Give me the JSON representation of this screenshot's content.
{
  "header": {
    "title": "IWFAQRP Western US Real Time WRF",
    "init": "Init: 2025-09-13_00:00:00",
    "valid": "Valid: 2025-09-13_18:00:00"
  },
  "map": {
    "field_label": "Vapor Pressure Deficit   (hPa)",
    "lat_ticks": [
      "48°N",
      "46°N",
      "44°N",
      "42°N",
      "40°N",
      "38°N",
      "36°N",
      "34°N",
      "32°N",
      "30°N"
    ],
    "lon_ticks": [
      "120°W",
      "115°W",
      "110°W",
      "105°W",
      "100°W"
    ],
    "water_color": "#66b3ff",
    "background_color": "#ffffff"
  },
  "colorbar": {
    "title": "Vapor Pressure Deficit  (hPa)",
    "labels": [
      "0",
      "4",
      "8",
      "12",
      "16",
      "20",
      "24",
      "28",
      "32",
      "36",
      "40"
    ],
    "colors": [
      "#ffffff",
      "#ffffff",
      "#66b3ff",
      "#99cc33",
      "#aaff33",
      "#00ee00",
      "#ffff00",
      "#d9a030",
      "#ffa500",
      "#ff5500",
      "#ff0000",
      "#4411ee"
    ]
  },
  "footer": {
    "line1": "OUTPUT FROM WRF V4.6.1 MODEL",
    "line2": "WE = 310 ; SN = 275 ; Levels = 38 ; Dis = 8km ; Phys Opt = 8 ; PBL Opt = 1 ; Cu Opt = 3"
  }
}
* * *
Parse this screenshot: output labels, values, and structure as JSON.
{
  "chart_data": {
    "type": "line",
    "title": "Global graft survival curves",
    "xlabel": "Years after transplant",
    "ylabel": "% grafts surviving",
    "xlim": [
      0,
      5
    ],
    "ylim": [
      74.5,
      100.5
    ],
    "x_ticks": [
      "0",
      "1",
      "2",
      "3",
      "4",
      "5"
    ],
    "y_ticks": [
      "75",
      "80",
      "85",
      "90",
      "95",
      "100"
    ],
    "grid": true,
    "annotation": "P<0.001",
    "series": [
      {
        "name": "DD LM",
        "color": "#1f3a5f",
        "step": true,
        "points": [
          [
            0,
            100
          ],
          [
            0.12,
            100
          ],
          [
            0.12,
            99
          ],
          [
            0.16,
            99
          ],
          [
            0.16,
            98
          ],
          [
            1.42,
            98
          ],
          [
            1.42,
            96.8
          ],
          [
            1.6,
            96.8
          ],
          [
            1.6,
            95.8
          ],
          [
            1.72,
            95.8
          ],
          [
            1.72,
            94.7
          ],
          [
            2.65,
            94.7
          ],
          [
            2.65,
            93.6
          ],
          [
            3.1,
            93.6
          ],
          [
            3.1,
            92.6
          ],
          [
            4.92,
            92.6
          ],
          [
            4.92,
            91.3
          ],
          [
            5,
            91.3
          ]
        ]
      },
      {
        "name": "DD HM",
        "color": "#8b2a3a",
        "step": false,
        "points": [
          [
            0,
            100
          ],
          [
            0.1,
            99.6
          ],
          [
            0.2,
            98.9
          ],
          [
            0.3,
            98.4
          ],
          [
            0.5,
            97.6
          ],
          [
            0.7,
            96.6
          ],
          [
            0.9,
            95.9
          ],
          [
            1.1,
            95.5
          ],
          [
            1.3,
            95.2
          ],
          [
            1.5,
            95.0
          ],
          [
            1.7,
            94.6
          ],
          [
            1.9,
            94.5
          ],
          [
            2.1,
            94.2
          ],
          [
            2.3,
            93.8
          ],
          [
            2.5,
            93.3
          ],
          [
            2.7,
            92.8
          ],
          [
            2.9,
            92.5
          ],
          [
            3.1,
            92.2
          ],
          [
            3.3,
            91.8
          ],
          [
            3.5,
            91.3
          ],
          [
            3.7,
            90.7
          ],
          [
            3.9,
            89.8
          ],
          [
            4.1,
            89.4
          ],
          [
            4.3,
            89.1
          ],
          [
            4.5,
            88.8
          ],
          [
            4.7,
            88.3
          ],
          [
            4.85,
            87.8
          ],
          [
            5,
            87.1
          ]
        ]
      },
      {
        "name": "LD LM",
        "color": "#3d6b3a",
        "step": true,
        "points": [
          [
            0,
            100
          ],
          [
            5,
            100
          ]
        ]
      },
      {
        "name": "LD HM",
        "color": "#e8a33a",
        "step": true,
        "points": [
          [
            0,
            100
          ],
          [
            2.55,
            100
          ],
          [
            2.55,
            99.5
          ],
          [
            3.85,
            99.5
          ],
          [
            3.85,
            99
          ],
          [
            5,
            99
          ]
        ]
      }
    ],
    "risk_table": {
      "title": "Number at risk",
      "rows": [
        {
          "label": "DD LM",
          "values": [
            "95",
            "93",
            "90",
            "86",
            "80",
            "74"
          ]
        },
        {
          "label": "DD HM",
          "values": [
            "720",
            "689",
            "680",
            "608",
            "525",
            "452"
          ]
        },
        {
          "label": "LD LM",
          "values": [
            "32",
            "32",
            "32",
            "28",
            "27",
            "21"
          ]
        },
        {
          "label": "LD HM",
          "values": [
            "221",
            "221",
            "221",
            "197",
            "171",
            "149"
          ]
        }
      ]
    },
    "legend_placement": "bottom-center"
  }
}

### WHAT TO PRODUCE
Note each line of the entries that has "Pressure" in it, and copy those lines.

### TASK RESPONSE
    "field_label": "Vapor Pressure Deficit   (hPa)",
    "title": "Vapor Pressure Deficit  (hPa)",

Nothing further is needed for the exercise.